(Chart and figure data)

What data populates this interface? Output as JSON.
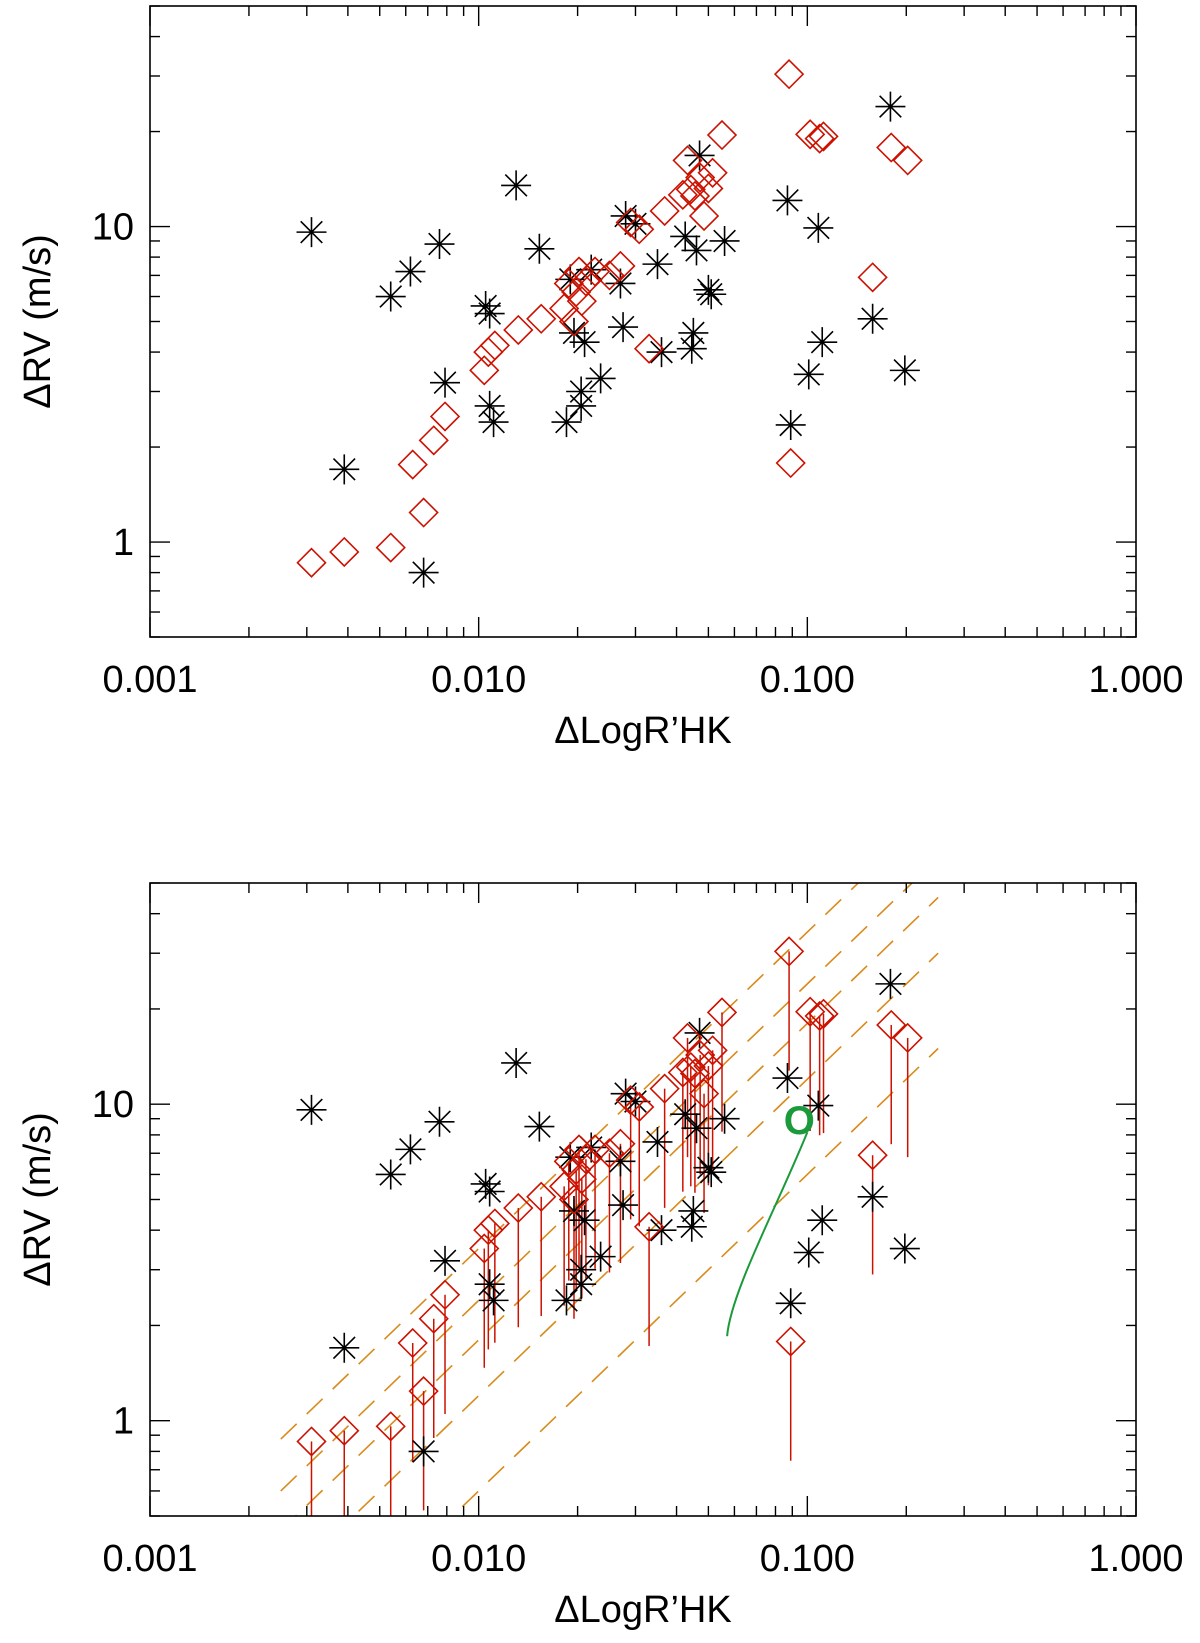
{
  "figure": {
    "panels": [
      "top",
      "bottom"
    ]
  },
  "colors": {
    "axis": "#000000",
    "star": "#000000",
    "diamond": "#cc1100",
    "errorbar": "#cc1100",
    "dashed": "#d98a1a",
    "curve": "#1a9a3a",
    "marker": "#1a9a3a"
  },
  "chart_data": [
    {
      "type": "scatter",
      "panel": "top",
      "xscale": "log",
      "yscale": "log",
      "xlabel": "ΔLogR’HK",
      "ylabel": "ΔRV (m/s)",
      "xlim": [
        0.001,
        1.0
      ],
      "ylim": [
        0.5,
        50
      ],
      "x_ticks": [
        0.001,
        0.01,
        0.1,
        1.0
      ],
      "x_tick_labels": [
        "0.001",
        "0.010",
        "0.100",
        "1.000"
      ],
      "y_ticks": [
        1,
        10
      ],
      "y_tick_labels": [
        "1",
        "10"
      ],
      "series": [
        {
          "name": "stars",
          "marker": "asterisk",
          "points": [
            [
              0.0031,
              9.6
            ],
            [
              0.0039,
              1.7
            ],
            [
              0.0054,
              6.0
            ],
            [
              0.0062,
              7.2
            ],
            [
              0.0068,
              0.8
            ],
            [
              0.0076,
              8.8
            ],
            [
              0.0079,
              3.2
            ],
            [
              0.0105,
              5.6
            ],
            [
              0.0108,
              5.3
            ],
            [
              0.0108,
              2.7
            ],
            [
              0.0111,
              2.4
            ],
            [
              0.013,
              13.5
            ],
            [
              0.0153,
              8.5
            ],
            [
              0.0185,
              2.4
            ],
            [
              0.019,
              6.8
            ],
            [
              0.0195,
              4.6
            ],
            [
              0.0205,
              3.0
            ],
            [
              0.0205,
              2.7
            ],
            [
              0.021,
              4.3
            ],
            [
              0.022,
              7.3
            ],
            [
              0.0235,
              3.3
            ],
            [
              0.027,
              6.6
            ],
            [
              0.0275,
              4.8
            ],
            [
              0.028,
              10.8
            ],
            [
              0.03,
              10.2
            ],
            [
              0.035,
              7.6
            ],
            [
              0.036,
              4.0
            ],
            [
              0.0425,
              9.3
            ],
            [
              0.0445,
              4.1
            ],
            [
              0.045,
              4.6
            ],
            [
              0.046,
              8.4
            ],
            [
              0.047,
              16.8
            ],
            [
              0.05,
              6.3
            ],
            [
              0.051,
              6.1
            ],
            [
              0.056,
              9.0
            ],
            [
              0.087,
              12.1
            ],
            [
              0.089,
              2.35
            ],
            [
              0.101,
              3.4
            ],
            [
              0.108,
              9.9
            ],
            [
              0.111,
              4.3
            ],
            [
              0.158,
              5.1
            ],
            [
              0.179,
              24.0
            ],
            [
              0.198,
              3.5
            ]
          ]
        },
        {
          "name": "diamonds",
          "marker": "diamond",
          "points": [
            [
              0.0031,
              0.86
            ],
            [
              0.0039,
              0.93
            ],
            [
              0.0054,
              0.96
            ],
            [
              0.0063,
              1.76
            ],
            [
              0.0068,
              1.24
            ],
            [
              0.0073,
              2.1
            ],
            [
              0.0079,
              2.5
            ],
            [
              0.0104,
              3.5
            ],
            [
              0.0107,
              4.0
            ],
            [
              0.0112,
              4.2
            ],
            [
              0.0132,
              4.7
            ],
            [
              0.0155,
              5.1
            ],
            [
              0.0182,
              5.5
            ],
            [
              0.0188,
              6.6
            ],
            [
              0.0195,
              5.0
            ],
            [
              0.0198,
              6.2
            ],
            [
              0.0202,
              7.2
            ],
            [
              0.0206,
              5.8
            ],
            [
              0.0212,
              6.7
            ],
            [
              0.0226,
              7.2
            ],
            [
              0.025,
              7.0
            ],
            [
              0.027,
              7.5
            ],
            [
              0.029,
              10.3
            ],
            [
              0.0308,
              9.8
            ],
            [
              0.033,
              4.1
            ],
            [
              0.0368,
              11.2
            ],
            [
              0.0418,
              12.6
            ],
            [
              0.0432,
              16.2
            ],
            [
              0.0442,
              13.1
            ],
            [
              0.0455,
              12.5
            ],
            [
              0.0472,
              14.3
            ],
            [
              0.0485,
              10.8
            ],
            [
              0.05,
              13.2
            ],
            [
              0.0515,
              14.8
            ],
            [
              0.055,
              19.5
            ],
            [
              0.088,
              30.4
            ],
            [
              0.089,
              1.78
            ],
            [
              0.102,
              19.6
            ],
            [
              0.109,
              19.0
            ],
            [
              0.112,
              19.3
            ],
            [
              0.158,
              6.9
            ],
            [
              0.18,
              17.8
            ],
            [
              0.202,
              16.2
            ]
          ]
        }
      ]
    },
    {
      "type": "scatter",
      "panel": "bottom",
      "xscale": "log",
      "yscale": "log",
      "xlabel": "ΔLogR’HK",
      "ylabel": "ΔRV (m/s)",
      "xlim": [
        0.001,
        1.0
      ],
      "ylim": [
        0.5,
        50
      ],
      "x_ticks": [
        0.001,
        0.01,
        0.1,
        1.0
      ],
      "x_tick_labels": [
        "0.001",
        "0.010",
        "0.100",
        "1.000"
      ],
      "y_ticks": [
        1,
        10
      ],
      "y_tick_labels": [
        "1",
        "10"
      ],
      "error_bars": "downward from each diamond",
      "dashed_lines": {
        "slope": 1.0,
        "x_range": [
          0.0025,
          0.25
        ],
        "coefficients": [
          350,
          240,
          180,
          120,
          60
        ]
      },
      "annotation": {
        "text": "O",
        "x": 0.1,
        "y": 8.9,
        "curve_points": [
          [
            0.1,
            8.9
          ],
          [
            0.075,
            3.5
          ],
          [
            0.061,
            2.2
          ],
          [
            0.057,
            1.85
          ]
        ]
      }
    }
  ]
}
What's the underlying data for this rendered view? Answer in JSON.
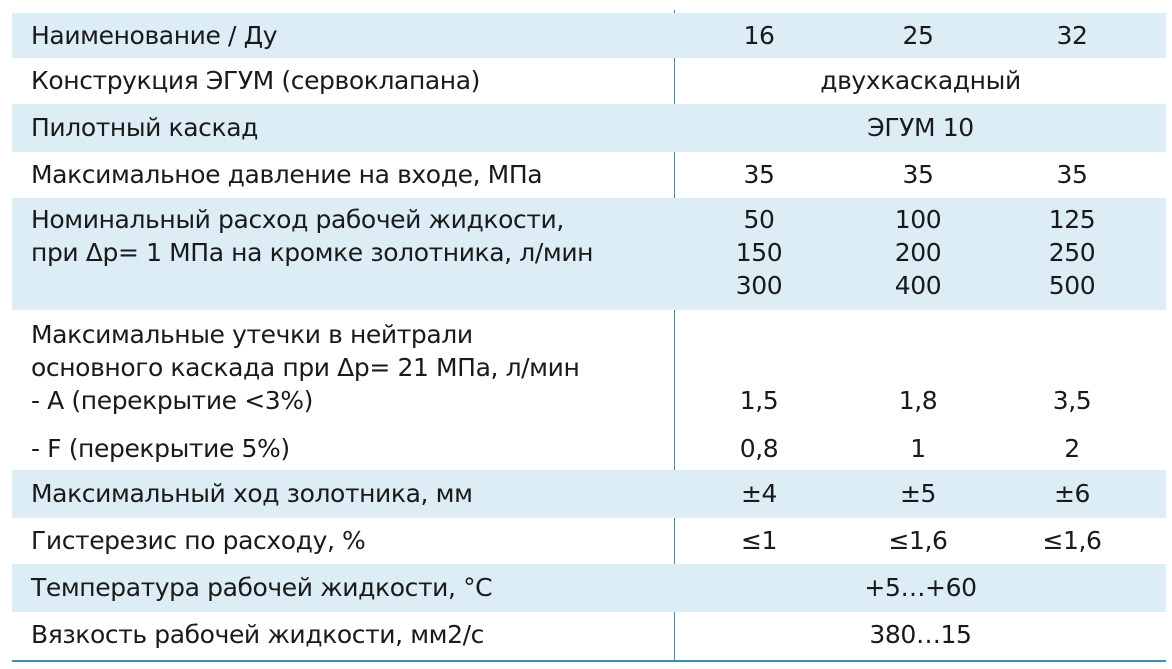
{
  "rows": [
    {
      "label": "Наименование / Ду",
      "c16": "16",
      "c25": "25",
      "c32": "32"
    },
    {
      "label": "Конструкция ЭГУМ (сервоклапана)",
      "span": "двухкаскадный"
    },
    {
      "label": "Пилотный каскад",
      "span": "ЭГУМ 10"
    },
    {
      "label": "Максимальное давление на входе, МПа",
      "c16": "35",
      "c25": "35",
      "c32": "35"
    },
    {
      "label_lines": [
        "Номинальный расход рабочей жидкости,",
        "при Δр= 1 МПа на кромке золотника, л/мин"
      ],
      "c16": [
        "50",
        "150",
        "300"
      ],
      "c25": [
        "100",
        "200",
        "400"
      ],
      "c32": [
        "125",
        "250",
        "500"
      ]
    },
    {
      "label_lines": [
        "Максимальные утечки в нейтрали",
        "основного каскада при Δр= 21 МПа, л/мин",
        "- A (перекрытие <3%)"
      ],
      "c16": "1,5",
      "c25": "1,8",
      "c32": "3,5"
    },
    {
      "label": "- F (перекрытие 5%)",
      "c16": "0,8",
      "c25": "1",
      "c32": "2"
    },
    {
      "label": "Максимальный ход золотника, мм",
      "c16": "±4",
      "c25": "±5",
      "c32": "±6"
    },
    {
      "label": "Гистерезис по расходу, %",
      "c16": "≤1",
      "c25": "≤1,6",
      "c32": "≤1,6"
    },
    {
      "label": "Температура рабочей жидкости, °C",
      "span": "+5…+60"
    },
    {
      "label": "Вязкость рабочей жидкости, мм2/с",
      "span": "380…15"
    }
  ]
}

◆ **Stated problem**:
Your task is to transcribe all of the records precisely, with no images included.

◆ **Reply**:
What data populates this interface? Output as JSON.
{
  "figure": {
    "panels": [
      "top",
      "bottom"
    ]
  },
  "colors": {
    "axis": "#000000",
    "star": "#000000",
    "diamond": "#cc1100",
    "errorbar": "#cc1100",
    "dashed": "#d98a1a",
    "curve": "#1a9a3a",
    "marker": "#1a9a3a"
  },
  "chart_data": [
    {
      "type": "scatter",
      "panel": "top",
      "xscale": "log",
      "yscale": "log",
      "xlabel": "ΔLogR’HK",
      "ylabel": "ΔRV (m/s)",
      "xlim": [
        0.001,
        1.0
      ],
      "ylim": [
        0.5,
        50
      ],
      "x_ticks": [
        0.001,
        0.01,
        0.1,
        1.0
      ],
      "x_tick_labels": [
        "0.001",
        "0.010",
        "0.100",
        "1.000"
      ],
      "y_ticks": [
        1,
        10
      ],
      "y_tick_labels": [
        "1",
        "10"
      ],
      "series": [
        {
          "name": "stars",
          "marker": "asterisk",
          "points": [
            [
              0.0031,
              9.6
            ],
            [
              0.0039,
              1.7
            ],
            [
              0.0054,
              6.0
            ],
            [
              0.0062,
              7.2
            ],
            [
              0.0068,
              0.8
            ],
            [
              0.0076,
              8.8
            ],
            [
              0.0079,
              3.2
            ],
            [
              0.0105,
              5.6
            ],
            [
              0.0108,
              5.3
            ],
            [
              0.0108,
              2.7
            ],
            [
              0.0111,
              2.4
            ],
            [
              0.013,
              13.5
            ],
            [
              0.0153,
              8.5
            ],
            [
              0.0185,
              2.4
            ],
            [
              0.019,
              6.8
            ],
            [
              0.0195,
              4.6
            ],
            [
              0.0205,
              3.0
            ],
            [
              0.0205,
              2.7
            ],
            [
              0.021,
              4.3
            ],
            [
              0.022,
              7.3
            ],
            [
              0.0235,
              3.3
            ],
            [
              0.027,
              6.6
            ],
            [
              0.0275,
              4.8
            ],
            [
              0.028,
              10.8
            ],
            [
              0.03,
              10.2
            ],
            [
              0.035,
              7.6
            ],
            [
              0.036,
              4.0
            ],
            [
              0.0425,
              9.3
            ],
            [
              0.0445,
              4.1
            ],
            [
              0.045,
              4.6
            ],
            [
              0.046,
              8.4
            ],
            [
              0.047,
              16.8
            ],
            [
              0.05,
              6.3
            ],
            [
              0.051,
              6.1
            ],
            [
              0.056,
              9.0
            ],
            [
              0.087,
              12.1
            ],
            [
              0.089,
              2.35
            ],
            [
              0.101,
              3.4
            ],
            [
              0.108,
              9.9
            ],
            [
              0.111,
              4.3
            ],
            [
              0.158,
              5.1
            ],
            [
              0.179,
              24.0
            ],
            [
              0.198,
              3.5
            ]
          ]
        },
        {
          "name": "diamonds",
          "marker": "diamond",
          "points": [
            [
              0.0031,
              0.86
            ],
            [
              0.0039,
              0.93
            ],
            [
              0.0054,
              0.96
            ],
            [
              0.0063,
              1.76
            ],
            [
              0.0068,
              1.24
            ],
            [
              0.0073,
              2.1
            ],
            [
              0.0079,
              2.5
            ],
            [
              0.0104,
              3.5
            ],
            [
              0.0107,
              4.0
            ],
            [
              0.0112,
              4.2
            ],
            [
              0.0132,
              4.7
            ],
            [
              0.0155,
              5.1
            ],
            [
              0.0182,
              5.5
            ],
            [
              0.0188,
              6.6
            ],
            [
              0.0195,
              5.0
            ],
            [
              0.0198,
              6.2
            ],
            [
              0.0202,
              7.2
            ],
            [
              0.0206,
              5.8
            ],
            [
              0.0212,
              6.7
            ],
            [
              0.0226,
              7.2
            ],
            [
              0.025,
              7.0
            ],
            [
              0.027,
              7.5
            ],
            [
              0.029,
              10.3
            ],
            [
              0.0308,
              9.8
            ],
            [
              0.033,
              4.1
            ],
            [
              0.0368,
              11.2
            ],
            [
              0.0418,
              12.6
            ],
            [
              0.0432,
              16.2
            ],
            [
              0.0442,
              13.1
            ],
            [
              0.0455,
              12.5
            ],
            [
              0.0472,
              14.3
            ],
            [
              0.0485,
              10.8
            ],
            [
              0.05,
              13.2
            ],
            [
              0.0515,
              14.8
            ],
            [
              0.055,
              19.5
            ],
            [
              0.088,
              30.4
            ],
            [
              0.089,
              1.78
            ],
            [
              0.102,
              19.6
            ],
            [
              0.109,
              19.0
            ],
            [
              0.112,
              19.3
            ],
            [
              0.158,
              6.9
            ],
            [
              0.18,
              17.8
            ],
            [
              0.202,
              16.2
            ]
          ]
        }
      ]
    },
    {
      "type": "scatter",
      "panel": "bottom",
      "xscale": "log",
      "yscale": "log",
      "xlabel": "ΔLogR’HK",
      "ylabel": "ΔRV (m/s)",
      "xlim": [
        0.001,
        1.0
      ],
      "ylim": [
        0.5,
        50
      ],
      "x_ticks": [
        0.001,
        0.01,
        0.1,
        1.0
      ],
      "x_tick_labels": [
        "0.001",
        "0.010",
        "0.100",
        "1.000"
      ],
      "y_ticks": [
        1,
        10
      ],
      "y_tick_labels": [
        "1",
        "10"
      ],
      "error_bars": "downward from each diamond",
      "dashed_lines": {
        "slope": 1.0,
        "x_range": [
          0.0025,
          0.25
        ],
        "coefficients": [
          350,
          240,
          180,
          120,
          60
        ]
      },
      "annotation": {
        "text": "O",
        "x": 0.1,
        "y": 8.9,
        "curve_points": [
          [
            0.1,
            8.9
          ],
          [
            0.075,
            3.5
          ],
          [
            0.061,
            2.2
          ],
          [
            0.057,
            1.85
          ]
        ]
      }
    }
  ]
}
What's the underlying data for this rendered view? Answer in JSON.
{
  "rows": [
    {
      "label": "Наименование / Ду",
      "c16": "16",
      "c25": "25",
      "c32": "32"
    },
    {
      "label": "Конструкция ЭГУМ (сервоклапана)",
      "span": "двухкаскадный"
    },
    {
      "label": "Пилотный каскад",
      "span": "ЭГУМ 10"
    },
    {
      "label": "Максимальное давление на входе, МПа",
      "c16": "35",
      "c25": "35",
      "c32": "35"
    },
    {
      "label_lines": [
        "Номинальный расход рабочей жидкости,",
        "при Δр= 1 МПа на кромке золотника, л/мин"
      ],
      "c16": [
        "50",
        "150",
        "300"
      ],
      "c25": [
        "100",
        "200",
        "400"
      ],
      "c32": [
        "125",
        "250",
        "500"
      ]
    },
    {
      "label_lines": [
        "Максимальные утечки в нейтрали",
        "основного каскада при Δр= 21 МПа, л/мин",
        "- A (перекрытие <3%)"
      ],
      "c16": "1,5",
      "c25": "1,8",
      "c32": "3,5"
    },
    {
      "label": "- F (перекрытие 5%)",
      "c16": "0,8",
      "c25": "1",
      "c32": "2"
    },
    {
      "label": "Максимальный ход золотника, мм",
      "c16": "±4",
      "c25": "±5",
      "c32": "±6"
    },
    {
      "label": "Гистерезис по расходу, %",
      "c16": "≤1",
      "c25": "≤1,6",
      "c32": "≤1,6"
    },
    {
      "label": "Температура рабочей жидкости, °C",
      "span": "+5…+60"
    },
    {
      "label": "Вязкость рабочей жидкости, мм2/с",
      "span": "380…15"
    }
  ]
}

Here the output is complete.